---- DATA SHOWN

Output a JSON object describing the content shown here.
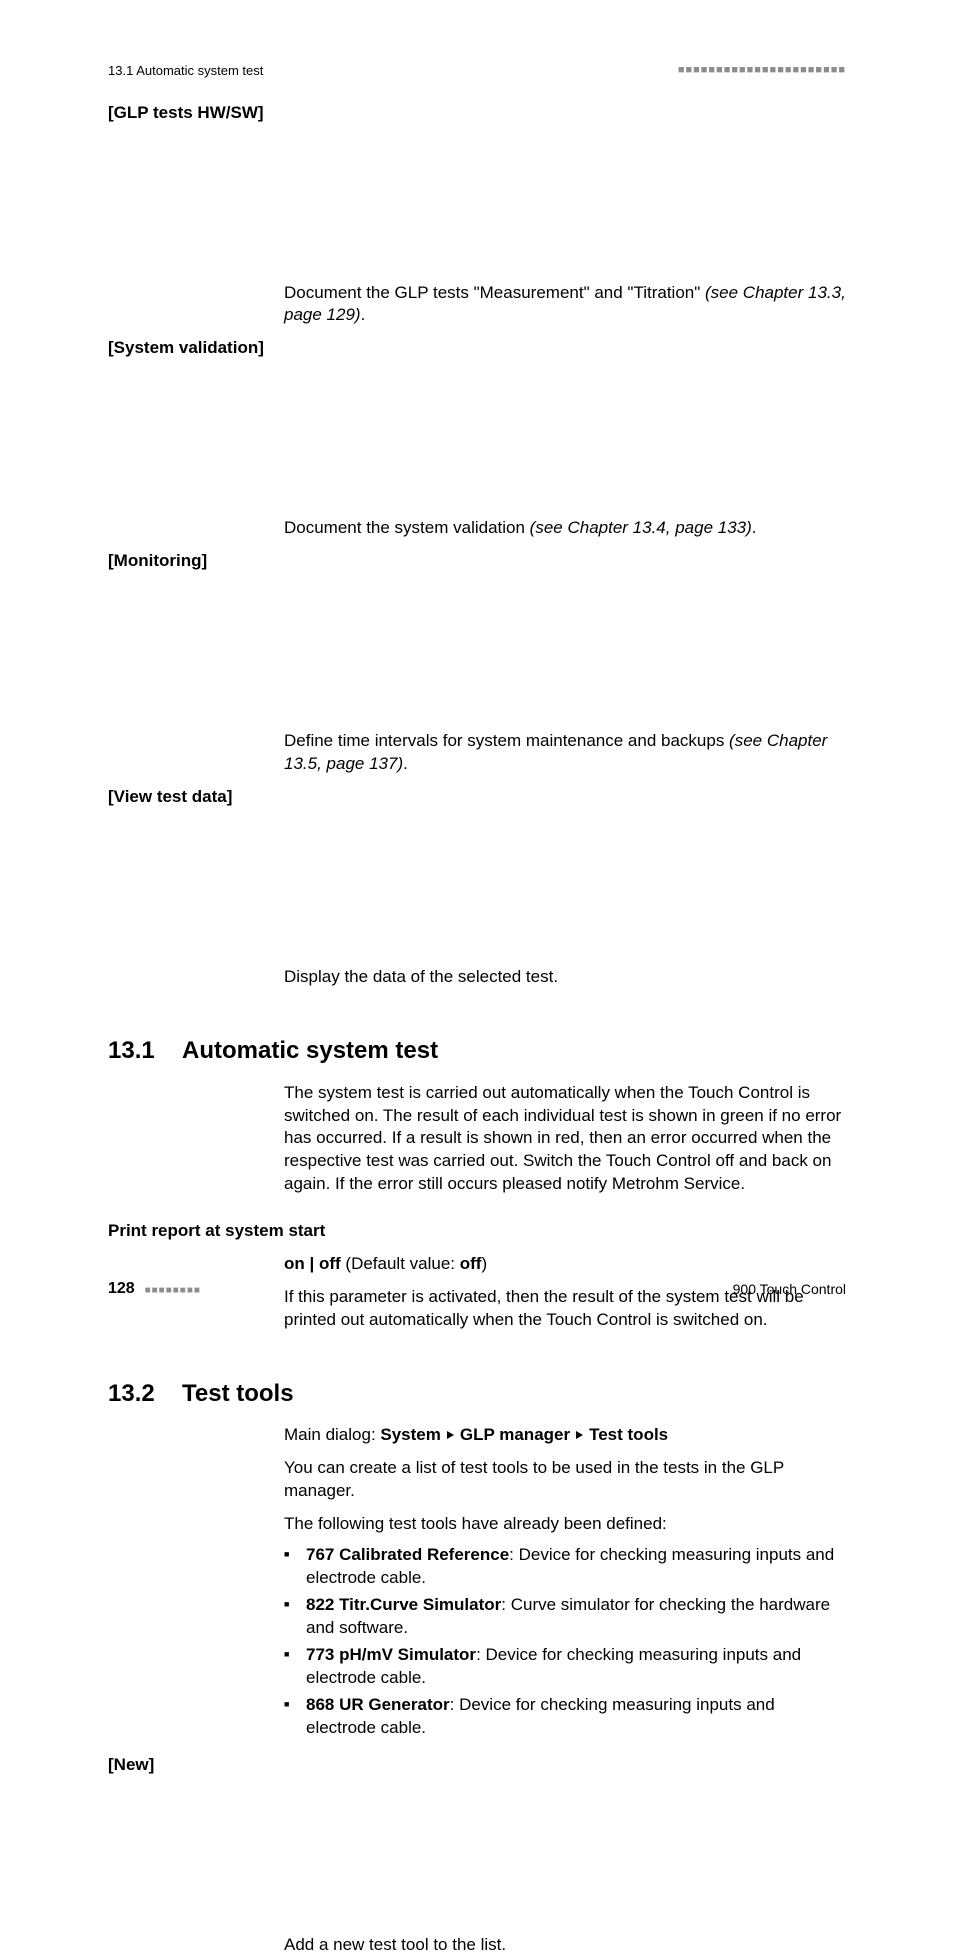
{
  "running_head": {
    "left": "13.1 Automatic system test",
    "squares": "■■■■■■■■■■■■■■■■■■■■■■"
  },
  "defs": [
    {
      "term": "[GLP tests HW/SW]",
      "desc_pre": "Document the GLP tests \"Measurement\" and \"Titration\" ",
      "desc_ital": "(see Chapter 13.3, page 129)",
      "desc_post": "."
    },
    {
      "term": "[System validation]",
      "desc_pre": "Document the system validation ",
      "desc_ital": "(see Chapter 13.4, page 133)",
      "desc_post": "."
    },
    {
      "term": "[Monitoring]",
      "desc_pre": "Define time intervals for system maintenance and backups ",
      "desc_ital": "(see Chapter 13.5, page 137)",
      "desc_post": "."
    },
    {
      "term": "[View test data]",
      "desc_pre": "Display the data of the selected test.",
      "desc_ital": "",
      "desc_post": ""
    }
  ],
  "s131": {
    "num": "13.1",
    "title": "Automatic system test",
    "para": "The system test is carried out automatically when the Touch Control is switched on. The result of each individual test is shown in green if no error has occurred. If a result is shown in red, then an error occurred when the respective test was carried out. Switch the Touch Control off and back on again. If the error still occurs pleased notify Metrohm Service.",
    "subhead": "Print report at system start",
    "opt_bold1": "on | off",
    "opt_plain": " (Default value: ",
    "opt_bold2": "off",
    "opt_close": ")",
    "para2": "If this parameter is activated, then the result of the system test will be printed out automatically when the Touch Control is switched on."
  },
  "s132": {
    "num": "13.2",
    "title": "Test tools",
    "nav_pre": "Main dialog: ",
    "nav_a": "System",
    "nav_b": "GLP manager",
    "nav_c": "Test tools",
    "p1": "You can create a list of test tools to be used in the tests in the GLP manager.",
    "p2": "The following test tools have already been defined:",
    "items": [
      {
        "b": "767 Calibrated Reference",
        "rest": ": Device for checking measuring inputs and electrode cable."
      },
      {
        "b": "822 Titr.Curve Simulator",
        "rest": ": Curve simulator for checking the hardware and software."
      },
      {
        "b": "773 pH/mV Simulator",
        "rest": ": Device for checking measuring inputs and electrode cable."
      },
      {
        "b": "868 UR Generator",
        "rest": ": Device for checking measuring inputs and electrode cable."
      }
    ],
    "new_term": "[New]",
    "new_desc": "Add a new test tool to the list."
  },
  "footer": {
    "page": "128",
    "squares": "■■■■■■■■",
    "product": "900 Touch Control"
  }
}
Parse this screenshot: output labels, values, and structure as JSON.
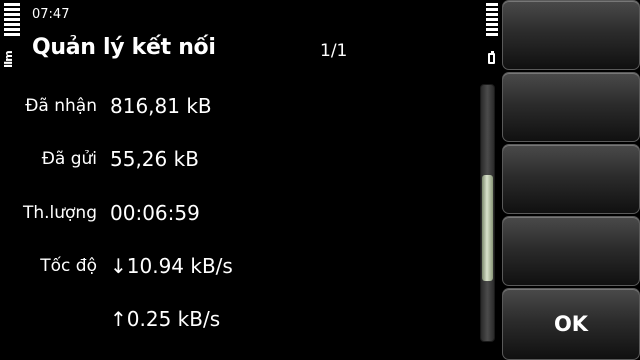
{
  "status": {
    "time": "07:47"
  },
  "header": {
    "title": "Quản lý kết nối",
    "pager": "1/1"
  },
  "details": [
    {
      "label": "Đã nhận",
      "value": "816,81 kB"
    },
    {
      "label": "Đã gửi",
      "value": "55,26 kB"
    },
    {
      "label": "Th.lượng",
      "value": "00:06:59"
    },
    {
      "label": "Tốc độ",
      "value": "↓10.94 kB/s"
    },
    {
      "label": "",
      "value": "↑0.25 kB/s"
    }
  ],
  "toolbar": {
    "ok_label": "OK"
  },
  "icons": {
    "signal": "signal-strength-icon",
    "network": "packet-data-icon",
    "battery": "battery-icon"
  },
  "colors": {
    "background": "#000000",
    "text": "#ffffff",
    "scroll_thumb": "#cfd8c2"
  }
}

--------
---- DATA SHOWN

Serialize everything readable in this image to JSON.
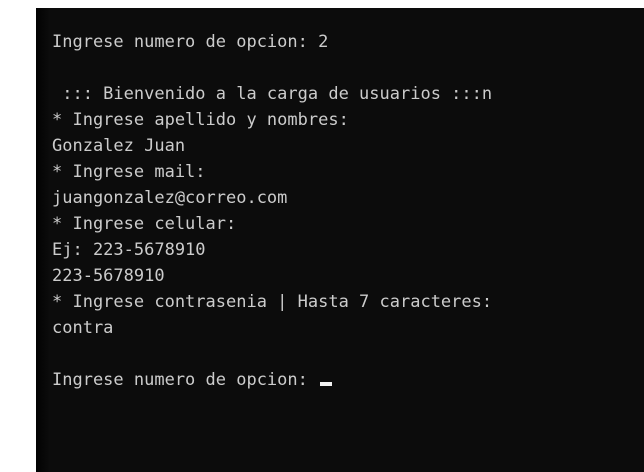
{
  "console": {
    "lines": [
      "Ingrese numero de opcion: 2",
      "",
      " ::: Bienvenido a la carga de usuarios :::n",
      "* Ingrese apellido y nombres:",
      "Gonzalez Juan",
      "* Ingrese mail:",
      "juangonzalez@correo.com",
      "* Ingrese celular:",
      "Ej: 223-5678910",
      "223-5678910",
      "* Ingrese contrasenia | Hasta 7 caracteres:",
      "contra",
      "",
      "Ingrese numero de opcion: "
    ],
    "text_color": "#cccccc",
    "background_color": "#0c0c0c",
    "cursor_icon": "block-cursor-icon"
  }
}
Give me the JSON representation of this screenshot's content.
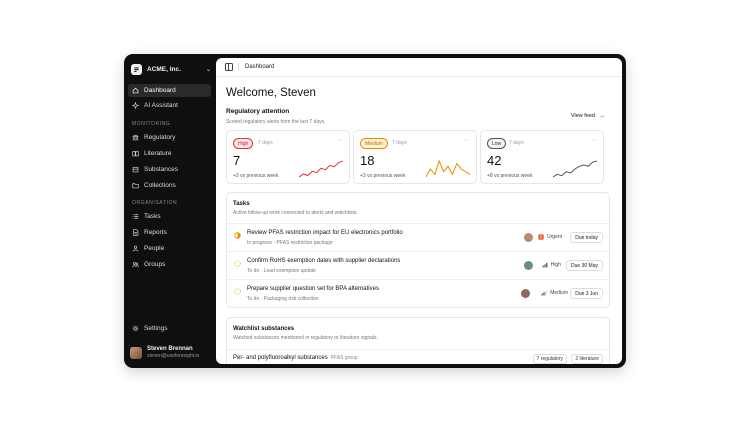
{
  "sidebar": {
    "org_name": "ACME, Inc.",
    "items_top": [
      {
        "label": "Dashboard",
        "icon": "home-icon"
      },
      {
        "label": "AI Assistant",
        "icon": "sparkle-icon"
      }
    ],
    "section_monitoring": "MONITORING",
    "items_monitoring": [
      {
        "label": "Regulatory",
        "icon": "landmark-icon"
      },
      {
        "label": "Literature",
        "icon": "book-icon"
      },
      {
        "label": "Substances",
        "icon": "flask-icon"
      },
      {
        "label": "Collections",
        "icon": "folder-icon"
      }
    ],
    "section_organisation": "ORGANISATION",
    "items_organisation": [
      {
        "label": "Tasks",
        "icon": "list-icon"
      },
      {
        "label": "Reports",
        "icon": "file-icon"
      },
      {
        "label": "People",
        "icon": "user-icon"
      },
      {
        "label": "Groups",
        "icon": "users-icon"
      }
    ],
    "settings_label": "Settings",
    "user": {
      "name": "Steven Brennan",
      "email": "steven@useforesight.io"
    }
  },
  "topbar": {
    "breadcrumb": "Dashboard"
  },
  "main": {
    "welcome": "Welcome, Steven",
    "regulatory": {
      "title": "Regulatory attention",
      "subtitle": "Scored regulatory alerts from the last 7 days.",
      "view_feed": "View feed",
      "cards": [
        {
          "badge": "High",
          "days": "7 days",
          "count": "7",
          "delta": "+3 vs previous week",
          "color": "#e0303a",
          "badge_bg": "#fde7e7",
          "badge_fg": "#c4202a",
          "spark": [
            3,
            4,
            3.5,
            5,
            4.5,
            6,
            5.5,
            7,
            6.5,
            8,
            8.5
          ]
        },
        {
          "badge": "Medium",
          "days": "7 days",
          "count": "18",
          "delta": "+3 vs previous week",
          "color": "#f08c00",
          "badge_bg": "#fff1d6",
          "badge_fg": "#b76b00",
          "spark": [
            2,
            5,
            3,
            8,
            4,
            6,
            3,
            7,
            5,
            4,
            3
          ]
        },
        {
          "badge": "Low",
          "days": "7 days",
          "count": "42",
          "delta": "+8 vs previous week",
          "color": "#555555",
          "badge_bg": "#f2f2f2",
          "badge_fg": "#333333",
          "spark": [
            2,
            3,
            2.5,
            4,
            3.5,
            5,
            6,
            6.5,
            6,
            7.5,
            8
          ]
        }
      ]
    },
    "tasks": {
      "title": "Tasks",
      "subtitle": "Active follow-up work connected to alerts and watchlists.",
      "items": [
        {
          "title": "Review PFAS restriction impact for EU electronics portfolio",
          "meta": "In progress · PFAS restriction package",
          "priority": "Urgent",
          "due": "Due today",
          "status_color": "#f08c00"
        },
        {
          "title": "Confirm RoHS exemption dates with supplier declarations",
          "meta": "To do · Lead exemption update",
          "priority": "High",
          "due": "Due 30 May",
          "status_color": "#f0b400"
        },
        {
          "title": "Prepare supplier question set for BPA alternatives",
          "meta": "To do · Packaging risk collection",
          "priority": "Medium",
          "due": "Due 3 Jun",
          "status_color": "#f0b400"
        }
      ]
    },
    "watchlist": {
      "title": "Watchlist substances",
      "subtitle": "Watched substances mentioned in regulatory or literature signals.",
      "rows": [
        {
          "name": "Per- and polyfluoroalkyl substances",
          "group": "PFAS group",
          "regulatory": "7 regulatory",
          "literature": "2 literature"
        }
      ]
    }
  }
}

--------

From the listing above, collect each line in which the string "automatically" appears.

TASK SOLUTION.
    "para": "The system test is carried out automatically when the Touch Control is switched on. The result of each individual test is shown in green if no error has occurred. If a result is shown in red, then an error occurred when the respective test was carried out. Switch the Touch Control off and back on again. If the error still occurs pleased notify Metrohm Service.",
    "para2": "If this parameter is activated, then the result of the system test will be printed out automatically when the Touch Control is switched on."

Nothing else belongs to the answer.